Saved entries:
════════

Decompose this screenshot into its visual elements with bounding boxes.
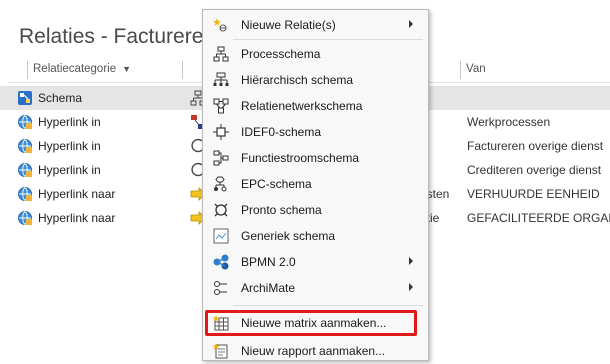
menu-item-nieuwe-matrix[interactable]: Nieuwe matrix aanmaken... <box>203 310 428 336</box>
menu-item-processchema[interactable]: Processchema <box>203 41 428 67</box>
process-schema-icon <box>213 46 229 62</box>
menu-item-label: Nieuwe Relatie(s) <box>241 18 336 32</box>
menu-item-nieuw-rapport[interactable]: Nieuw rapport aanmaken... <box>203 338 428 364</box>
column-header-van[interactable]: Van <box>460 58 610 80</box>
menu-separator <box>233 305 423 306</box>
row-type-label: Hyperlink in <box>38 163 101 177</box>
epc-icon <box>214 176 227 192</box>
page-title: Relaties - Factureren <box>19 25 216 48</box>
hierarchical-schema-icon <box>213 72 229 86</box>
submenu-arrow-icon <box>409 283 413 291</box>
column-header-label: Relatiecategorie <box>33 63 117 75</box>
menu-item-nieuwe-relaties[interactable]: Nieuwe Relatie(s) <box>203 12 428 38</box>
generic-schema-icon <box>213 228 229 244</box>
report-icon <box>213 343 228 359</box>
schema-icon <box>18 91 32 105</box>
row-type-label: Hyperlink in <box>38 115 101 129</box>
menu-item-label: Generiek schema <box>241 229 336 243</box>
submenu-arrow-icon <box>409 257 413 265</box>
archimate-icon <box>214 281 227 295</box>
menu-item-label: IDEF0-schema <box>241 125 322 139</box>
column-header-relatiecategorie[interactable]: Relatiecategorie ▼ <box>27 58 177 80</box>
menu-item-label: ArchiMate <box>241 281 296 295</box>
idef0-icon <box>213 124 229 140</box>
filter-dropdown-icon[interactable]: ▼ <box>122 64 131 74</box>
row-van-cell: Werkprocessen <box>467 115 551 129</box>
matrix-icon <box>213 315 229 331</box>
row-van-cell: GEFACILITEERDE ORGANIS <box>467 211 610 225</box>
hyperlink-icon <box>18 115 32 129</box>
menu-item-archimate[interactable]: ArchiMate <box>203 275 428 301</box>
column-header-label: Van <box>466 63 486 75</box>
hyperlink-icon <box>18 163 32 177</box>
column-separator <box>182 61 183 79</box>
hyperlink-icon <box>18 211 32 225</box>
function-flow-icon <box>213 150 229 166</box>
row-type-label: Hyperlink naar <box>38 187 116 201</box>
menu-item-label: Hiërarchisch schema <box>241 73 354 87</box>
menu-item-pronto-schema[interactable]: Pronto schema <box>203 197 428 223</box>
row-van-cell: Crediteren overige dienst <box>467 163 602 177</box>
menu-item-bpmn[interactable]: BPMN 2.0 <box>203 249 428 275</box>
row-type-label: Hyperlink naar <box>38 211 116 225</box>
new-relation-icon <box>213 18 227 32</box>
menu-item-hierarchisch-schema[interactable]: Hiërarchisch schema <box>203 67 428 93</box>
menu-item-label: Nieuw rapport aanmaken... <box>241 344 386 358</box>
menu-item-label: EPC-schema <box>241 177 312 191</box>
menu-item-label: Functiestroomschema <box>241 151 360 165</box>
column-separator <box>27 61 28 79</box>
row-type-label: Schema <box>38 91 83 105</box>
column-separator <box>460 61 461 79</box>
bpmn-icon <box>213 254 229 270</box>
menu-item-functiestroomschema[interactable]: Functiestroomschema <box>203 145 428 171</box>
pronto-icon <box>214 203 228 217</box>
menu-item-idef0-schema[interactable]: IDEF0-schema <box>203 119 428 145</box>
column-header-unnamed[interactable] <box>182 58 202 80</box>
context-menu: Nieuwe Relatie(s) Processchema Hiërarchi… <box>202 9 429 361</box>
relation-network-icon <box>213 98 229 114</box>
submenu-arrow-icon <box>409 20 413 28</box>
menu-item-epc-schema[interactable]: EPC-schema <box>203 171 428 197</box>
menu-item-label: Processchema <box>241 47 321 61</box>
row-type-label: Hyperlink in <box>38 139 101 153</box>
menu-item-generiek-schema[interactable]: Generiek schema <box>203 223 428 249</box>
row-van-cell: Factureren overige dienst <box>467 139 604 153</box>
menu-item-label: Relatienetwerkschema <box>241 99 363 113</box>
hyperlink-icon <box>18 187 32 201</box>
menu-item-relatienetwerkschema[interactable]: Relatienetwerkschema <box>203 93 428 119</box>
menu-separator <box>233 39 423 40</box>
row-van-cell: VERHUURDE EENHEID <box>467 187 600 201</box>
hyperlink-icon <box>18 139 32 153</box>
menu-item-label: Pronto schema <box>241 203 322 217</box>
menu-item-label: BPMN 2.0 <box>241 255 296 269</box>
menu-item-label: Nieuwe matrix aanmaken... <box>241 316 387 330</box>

════════

▶ [WHAT YOU HAVE TO DO]:
Can you convert every line of the data above into a JSON list of strings, with one string per line and blank lines dropped? Leave the pictures out.

▶ [TASK ANSWER]:
[
  "Decompose this screenshot into its visual elements with bounding boxes.",
  "menu-item-nieuwe-matrix[interactable]: Nieuwe matrix aanmaken... <box>203 310 428 336</box>",
  "menu-item-processchema[interactable]: Processchema <box>203 41 428 67</box>",
  "process-schema-icon <box>213 46 229 62</box>",
  "menu-item-label: Nieuwe Relatie(s) <box>241 18 336 32</box>",
  "menu-item-nieuw-rapport[interactable]: Nieuw rapport aanmaken... <box>203 338 428 364</box>",
  "column-header-van[interactable]: Van <box>460 58 610 80</box>",
  "menu-separator <box>233 305 423 306</box>",
  "row-type-label: Hyperlink in <box>38 163 101 177</box>",
  "epc-icon <box>214 176 227 192</box>",
  "page-title: Relaties - Factureren <box>19 25 216 48</box>",
  "hierarchical-schema-icon <box>213 72 229 86</box>",
  "submenu-arrow-icon <box>409 283 413 291</box>",
  "column-header-label: Relatiecategorie <box>33 63 117 75</box>",
  "menu-item-nieuwe-relaties[interactable]: Nieuwe Relatie(s) <box>203 12 428 38</box>",
  "generic-schema-icon <box>213 228 229 244</box>",
  "report-icon <box>213 343 228 359</box>",
  "schema-icon <box>18 91 32 105</box>",
  "row-type-label: Hyperlink in <box>38 115 101 129</box>",
  "menu-item-label: Generiek schema <box>241 229 336 243</box>",
  "submenu-arrow-icon <box>409 257 413 265</box>",
  "archimate-icon <box>214 281 227 295</box>",
  "menu-item-label: IDEF0-schema <box>241 125 322 139</box>",
  "column-header-relatiecategorie[interactable]: Relatiecategorie ▼ <box>27 58 177 80</box>",
  "menu-item-label: ArchiMate <box>241 281 296 295</box>",
  "idef0-icon <box>213 124 229 140</box>",
  "filter-dropdown-icon[interactable]: ▼ <box>122 64 131 74</box>",
  "row-van-cell: Werkprocessen <box>467 115 551 129</box>",
  "matrix-icon <box>213 315 229 331</box>",
  "row-van-cell: GEFACILITEERDE ORGANIS <box>467 211 610 225</box>",
  "hyperlink-icon <box>18 115 32 129</box>",
  "menu-item-archimate[interactable]: ArchiMate <box>203 275 428 301</box>",
  "column-header-label: Van <box>466 63 486 75</box>",
  "hyperlink-icon <box>18 163 32 177</box>",
  "column-separator <box>182 61 183 79</box>",
  "hyperlink-icon <box>18 211 32 225</box>",
  "function-flow-icon <box>213 150 229 166</box>",
  "row-type-label: Hyperlink naar <box>38 187 116 201</box>",
  "menu-item-label: Hiërarchisch schema <box>241 73 354 87</box>",
  "menu-item-pronto-schema[interactable]: Pronto schema <box>203 197 428 223</box>",
  "row-van-cell: Crediteren overige dienst <box>467 163 602 177</box>",
  "menu-item-bpmn[interactable]: BPMN 2.0 <box>203 249 428 275</box>",
  "row-type-label: Hyperlink naar <box>38 211 116 225</box>",
  "new-relation-icon <box>213 18 227 32</box>",
  "menu-item-hierarchisch-schema[interactable]: Hiërarchisch schema <box>203 67 428 93</box>",
  "menu-item-label: Nieuw rapport aanmaken... <box>241 344 386 358</box>",
  "menu-item-label: EPC-schema <box>241 177 312 191</box>",
  "menu-item-label: Functiestroomschema <box>241 151 360 165</box>",
  "column-separator <box>27 61 28 79</box>",
  "row-type-label: Schema <box>38 91 83 105</box>",
  "column-separator <box>460 61 461 79</box>",
  "bpmn-icon <box>213 254 229 270</box>",
  "menu-item-functiestroomschema[interactable]: Functiestroomschema <box>203 145 428 171</box>",
  "pronto-icon <box>214 203 228 217</box>",
  "menu-item-idef0-schema[interactable]: IDEF0-schema <box>203 119 428 145</box>",
  "column-header-unnamed[interactable] <box>182 58 202 80</box>",
  "context-menu: Nieuwe Relatie(s) Processchema Hiërarchi… <box>202 9 429 361</box>",
  "relation-network-icon <box>213 98 229 114</box>",
  "submenu-arrow-icon <box>409 20 413 28</box>",
  "menu-item-epc-schema[interactable]: EPC-schema <box>203 171 428 197</box>",
  "menu-item-label: Processchema <box>241 47 321 61</box>",
  "row-type-label: Hyperlink in <box>38 139 101 153</box>",
  "menu-item-generiek-schema[interactable]: Generiek schema <box>203 223 428 249</box>",
  "row-van-cell: Factureren overige dienst <box>467 139 604 153</box>",
  "menu-item-label: Relatienetwerkschema <box>241 99 363 113</box>",
  "hyperlink-icon <box>18 187 32 201</box>",
  "menu-item-relatienetwerkschema[interactable]: Relatienetwerkschema <box>203 93 428 119</box>",
  "menu-separator <box>233 39 423 40</box>",
  "row-van-cell: VERHUURDE EENHEID <box>467 187 600 201</box>",
  "hyperlink-icon <box>18 139 32 153</box>",
  "menu-item-label: Pronto schema <box>241 203 322 217</box>",
  "menu-item-label: BPMN 2.0 <box>241 255 296 269</box>",
  "menu-item-label: Nieuwe matrix aanmaken... <box>241 316 387 330</box>"
]